Task description
In the mailing-list thread below about using D for a TensorFlow-like library, copy out the passage from "On Sunday, 8 November 2015 at 16:31:44" to "to write it?".
___ Text under study
I mean, you can if you want to, but it would make more sense to 
just make bindings to library for D. Rewriting everything for a 
language in that language doesn't scale.


Also, in the future, please post questions like this to the 
"Learn" page. Thanks.


Re: D for TensorFlow-like library

2015-11-08 Thread Andrei Alexandrescu via Digitalmars-d

On 11/08/2015 01:36 PM, Muktabh wrote:

It is a huge task and I am not going to achieve it all alone myself. I
will start it alone but if my startup (which works on Deep Learning)
scales up, we might work on it as a team.


If you have an edge regarding design ideas for such an engine, that 
would be a task well worth tackling, and D is a great language for rapid 
development of efficient numeric code. I recommend securing the help of 
D experts here to get you started - e.g. share your code here early and 
often for feedback. Good luck! -- Andrei




Re: D for TensorFlow-like library

2015-11-08 Thread TheFlyingFiddle via Digitalmars-d

On Sunday, 8 November 2015 at 17:47:33 UTC, Muktabh wrote:
We cannot make D bindings to it because it is a closed source 
project by Google and only a spec like mapreduce will be 
released, so I thought maybe I might try and come up with an 
open source implementation. I was just curious if D would be a 
good choice language for a library like this instead of C++ 
which is used by Google.


Well, if you are going to write it yourself i see no reason why D 
would be any worse a language the C++. You can get the same 
speed, interface with the GPU in pretty much the same way etc. 
You could probably do a lot in compile time to simplify writing 
kernels in D. From my point of view D is simpler than C++ as-well 
so that should help implementation. (no headers, sane meta 
programming etc.)


It does seem to be a huge undertaking however since tensorflow 
seems to be a very complex library. But if you feel confident in 
this domain then I would say go for it. It would be very cool to 
have something like this in D.


Re: D for TensorFlow-like library

2015-11-08 Thread Muktabh via Digitalmars-d

On Sunday, 8 November 2015 at 16:31:44 UTC, Jack Stouffer wrote:

On Sunday, 8 November 2015 at 13:48:30 UTC, Muktabh wrote:
Will it be a good idea to develop an opensource implementation 
in D than C++, if I try to write it?


I mean, you can if you want to, but it would make more sense to 
just make bindings to library for D. Rewriting everything for a 
language in that language doesn't scale.


Also, in the future, please post questions like this to the 
"Learn" page. Thanks.


Sorry for posting it in the wrong group, I was not aware about 
the learn group.


We cannot make D bindings to it because it is a closed source 
project by Google and only a spec like mapreduce will be 
released, so I thought maybe I might try and come up with an open 
source implementation. I was just curious if D would be a good 
choice language for a library like this instead of C++ which is 
used by Google.
______
___ Information given
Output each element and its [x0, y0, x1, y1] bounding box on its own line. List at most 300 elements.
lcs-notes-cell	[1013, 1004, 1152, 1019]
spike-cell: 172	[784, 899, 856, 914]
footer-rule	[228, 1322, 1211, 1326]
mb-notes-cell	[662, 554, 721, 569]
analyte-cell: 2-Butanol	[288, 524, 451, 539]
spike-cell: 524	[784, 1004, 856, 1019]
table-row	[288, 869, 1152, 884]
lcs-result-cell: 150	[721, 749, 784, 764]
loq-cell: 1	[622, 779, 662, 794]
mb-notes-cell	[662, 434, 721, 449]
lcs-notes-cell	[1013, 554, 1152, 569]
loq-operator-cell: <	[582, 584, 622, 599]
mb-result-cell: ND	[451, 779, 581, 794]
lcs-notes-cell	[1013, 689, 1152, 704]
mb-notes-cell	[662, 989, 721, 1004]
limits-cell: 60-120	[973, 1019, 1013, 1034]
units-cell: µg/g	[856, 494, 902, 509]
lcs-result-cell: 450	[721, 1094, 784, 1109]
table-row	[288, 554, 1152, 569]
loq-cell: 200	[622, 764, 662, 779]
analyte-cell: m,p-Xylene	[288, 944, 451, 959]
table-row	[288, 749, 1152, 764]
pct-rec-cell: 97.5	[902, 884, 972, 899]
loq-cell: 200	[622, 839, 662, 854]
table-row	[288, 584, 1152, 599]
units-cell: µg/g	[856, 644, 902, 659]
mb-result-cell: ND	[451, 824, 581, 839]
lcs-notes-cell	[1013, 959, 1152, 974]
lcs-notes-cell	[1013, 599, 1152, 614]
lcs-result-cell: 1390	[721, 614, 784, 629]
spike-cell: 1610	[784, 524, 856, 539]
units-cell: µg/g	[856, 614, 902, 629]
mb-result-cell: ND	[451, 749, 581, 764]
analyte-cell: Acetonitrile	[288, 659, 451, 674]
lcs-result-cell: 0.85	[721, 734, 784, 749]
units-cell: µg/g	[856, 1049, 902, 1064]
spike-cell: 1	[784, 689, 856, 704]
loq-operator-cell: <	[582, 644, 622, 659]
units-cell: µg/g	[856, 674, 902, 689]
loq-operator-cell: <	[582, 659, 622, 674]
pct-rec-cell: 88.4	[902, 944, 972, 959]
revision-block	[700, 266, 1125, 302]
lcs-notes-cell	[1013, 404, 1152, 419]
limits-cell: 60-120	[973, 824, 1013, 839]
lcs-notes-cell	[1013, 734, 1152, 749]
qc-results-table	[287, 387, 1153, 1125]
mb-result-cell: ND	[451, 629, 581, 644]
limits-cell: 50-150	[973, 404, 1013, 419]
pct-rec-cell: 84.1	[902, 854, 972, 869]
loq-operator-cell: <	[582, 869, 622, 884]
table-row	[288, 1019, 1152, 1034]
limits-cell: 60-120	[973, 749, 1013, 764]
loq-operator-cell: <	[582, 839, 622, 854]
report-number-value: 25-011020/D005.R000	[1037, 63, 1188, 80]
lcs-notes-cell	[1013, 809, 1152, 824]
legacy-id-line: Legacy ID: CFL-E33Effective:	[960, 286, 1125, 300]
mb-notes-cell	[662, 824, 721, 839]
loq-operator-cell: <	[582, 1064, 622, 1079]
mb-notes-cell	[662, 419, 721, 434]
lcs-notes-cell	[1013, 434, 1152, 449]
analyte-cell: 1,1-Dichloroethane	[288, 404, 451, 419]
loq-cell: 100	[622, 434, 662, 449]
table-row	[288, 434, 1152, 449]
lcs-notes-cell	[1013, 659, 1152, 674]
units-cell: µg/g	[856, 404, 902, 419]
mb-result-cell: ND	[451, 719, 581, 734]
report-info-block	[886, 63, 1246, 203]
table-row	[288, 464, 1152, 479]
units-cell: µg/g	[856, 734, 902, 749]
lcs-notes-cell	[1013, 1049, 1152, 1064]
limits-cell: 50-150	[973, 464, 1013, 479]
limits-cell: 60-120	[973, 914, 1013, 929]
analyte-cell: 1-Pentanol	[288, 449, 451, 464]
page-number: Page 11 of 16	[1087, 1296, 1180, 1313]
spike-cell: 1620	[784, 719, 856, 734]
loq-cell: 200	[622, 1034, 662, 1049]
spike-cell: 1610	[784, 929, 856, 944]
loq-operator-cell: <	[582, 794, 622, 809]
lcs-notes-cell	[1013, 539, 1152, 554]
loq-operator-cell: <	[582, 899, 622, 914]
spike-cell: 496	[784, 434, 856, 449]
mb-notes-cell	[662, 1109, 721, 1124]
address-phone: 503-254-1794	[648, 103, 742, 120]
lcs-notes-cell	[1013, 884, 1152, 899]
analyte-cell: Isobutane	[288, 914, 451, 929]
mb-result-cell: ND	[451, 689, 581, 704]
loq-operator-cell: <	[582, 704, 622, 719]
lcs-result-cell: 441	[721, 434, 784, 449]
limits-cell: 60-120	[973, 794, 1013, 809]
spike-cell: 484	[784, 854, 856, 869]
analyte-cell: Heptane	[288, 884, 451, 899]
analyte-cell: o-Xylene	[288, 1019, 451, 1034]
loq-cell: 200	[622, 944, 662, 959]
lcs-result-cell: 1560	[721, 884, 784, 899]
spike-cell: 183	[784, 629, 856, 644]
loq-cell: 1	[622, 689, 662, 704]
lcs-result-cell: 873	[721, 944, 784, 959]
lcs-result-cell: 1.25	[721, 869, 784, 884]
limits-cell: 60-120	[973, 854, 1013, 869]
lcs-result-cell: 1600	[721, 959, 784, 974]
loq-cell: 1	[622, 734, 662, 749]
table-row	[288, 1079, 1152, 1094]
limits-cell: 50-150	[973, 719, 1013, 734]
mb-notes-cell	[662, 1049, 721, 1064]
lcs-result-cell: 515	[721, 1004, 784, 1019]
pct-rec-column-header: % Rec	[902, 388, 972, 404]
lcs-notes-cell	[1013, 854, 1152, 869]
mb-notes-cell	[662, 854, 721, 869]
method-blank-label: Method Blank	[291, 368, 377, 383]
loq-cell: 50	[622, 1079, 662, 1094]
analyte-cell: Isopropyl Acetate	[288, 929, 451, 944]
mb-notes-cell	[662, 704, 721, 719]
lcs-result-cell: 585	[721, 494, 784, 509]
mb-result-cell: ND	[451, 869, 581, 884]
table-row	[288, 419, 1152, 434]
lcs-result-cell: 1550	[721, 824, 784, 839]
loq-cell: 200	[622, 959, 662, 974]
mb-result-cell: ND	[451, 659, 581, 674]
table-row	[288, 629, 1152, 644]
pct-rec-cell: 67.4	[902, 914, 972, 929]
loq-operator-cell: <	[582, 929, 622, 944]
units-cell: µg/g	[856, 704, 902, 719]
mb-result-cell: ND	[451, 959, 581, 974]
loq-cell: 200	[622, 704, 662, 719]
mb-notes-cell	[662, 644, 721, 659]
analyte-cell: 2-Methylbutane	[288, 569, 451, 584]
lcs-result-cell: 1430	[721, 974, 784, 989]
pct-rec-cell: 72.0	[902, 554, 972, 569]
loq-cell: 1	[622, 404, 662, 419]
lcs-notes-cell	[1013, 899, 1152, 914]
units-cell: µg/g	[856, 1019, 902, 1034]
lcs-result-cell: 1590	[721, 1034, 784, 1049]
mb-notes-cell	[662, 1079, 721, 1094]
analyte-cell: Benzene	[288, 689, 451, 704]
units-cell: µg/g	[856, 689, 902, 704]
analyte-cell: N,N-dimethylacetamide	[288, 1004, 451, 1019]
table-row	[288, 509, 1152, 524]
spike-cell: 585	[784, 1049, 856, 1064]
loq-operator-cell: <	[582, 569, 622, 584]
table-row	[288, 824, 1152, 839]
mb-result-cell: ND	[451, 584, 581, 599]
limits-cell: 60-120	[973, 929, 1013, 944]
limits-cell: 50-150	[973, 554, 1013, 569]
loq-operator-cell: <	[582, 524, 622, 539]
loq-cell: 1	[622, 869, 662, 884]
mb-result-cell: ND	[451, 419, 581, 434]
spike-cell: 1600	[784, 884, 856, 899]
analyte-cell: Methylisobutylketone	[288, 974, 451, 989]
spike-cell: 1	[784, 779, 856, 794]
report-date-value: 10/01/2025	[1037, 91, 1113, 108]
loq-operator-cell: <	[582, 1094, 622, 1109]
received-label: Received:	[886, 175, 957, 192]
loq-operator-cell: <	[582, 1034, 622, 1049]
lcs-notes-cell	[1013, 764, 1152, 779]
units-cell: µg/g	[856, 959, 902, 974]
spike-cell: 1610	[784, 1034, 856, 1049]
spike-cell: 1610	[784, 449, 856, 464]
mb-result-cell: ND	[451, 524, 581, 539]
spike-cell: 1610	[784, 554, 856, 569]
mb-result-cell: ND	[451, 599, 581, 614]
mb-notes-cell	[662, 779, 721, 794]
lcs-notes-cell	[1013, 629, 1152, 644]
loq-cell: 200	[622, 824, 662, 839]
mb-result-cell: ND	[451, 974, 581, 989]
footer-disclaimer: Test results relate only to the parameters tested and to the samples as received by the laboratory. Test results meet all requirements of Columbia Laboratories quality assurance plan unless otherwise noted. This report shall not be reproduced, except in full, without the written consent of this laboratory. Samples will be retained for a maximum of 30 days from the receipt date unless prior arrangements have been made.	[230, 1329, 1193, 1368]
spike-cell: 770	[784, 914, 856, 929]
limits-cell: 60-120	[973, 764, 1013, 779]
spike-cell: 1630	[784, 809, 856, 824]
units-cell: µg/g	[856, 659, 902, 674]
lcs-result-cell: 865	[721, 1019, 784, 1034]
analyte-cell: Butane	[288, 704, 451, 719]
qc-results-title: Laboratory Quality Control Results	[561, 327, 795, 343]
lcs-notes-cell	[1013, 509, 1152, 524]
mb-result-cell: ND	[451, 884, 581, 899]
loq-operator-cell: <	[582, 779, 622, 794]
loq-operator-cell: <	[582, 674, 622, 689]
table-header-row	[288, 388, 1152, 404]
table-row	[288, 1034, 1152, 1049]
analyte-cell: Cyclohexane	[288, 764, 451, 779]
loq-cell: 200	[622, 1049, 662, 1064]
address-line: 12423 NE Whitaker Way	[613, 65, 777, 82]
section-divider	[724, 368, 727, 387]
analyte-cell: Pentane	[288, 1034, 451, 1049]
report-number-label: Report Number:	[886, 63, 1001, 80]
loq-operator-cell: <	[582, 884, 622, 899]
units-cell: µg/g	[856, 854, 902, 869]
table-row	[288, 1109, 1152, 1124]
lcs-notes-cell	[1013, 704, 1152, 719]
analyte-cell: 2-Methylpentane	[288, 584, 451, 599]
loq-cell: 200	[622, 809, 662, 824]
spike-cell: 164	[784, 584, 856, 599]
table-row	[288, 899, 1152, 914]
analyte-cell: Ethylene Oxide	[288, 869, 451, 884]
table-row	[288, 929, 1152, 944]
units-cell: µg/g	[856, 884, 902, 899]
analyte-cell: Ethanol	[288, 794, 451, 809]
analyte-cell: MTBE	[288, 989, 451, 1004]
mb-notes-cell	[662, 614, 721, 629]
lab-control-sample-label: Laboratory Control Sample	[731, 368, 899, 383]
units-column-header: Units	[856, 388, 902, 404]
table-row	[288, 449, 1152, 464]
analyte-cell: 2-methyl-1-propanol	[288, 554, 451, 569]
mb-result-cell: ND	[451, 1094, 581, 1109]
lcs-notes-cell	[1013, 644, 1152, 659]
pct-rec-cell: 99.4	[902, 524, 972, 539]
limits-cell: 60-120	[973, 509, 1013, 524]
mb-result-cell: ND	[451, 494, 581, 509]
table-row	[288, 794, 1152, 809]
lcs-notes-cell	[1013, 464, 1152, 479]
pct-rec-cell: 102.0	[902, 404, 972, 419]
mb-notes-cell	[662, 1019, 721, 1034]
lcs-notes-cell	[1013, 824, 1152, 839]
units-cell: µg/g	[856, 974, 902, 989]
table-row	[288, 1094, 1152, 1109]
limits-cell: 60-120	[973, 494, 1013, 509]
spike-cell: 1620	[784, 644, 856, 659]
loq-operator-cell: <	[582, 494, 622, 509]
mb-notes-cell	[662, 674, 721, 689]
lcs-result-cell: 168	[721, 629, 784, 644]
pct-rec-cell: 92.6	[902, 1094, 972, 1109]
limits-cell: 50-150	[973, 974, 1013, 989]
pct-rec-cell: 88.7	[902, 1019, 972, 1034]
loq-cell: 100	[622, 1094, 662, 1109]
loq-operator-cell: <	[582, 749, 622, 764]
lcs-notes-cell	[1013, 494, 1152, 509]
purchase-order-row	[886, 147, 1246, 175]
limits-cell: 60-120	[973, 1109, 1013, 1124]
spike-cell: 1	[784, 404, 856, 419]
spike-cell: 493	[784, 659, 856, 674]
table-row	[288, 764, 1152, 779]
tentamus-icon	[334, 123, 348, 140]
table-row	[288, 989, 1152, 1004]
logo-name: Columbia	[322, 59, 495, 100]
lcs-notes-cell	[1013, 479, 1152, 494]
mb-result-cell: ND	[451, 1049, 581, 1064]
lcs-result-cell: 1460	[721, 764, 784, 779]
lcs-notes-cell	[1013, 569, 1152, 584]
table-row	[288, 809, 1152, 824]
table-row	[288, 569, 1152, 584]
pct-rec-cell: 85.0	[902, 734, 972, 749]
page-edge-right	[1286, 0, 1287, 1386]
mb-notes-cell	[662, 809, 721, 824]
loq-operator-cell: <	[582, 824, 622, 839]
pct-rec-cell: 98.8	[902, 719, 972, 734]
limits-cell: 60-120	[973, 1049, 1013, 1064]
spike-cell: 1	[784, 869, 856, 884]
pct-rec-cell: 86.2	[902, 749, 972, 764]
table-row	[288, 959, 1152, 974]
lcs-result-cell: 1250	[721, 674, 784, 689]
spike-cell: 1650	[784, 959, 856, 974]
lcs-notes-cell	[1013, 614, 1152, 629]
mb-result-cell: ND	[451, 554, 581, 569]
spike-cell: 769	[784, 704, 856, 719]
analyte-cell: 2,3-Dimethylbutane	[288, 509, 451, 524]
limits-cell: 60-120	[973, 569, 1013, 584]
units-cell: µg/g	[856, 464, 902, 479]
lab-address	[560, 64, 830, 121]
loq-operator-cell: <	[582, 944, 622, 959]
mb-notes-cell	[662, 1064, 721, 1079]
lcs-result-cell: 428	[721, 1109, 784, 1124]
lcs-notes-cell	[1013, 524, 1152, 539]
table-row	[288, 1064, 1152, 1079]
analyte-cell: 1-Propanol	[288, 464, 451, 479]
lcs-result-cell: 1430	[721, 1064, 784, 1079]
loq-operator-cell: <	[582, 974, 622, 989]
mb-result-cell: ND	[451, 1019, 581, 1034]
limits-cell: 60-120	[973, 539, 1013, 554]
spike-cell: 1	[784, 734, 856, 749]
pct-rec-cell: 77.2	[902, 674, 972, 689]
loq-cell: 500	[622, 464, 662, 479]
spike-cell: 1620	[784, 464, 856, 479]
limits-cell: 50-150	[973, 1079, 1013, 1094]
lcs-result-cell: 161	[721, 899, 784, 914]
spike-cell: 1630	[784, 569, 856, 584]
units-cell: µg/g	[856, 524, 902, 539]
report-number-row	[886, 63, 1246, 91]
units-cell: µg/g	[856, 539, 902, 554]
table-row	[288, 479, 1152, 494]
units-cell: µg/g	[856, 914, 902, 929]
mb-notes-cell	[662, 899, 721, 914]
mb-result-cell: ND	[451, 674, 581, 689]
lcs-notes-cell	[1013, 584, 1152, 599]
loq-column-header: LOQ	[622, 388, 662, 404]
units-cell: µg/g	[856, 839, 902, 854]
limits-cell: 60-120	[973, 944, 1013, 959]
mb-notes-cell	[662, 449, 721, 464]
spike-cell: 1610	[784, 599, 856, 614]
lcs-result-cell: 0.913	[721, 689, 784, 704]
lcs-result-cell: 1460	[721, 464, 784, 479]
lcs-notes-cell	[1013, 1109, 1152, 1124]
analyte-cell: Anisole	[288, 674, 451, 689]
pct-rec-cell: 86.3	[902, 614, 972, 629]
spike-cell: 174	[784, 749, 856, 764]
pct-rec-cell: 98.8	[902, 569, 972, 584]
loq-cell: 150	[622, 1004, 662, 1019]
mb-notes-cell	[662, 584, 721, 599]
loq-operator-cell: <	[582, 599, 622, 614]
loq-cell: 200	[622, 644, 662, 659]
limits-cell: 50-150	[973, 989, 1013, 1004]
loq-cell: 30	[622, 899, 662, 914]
______
Answer for the task
On Sunday, 8 November 2015 at 16:31:44 UTC, Jack Stouffer wrote:

On Sunday, 8 November 2015 at 13:48:30 UTC, Muktabh wrote:
Will it be a good idea to develop an opensource implementation 
in D than C++, if I try to write it?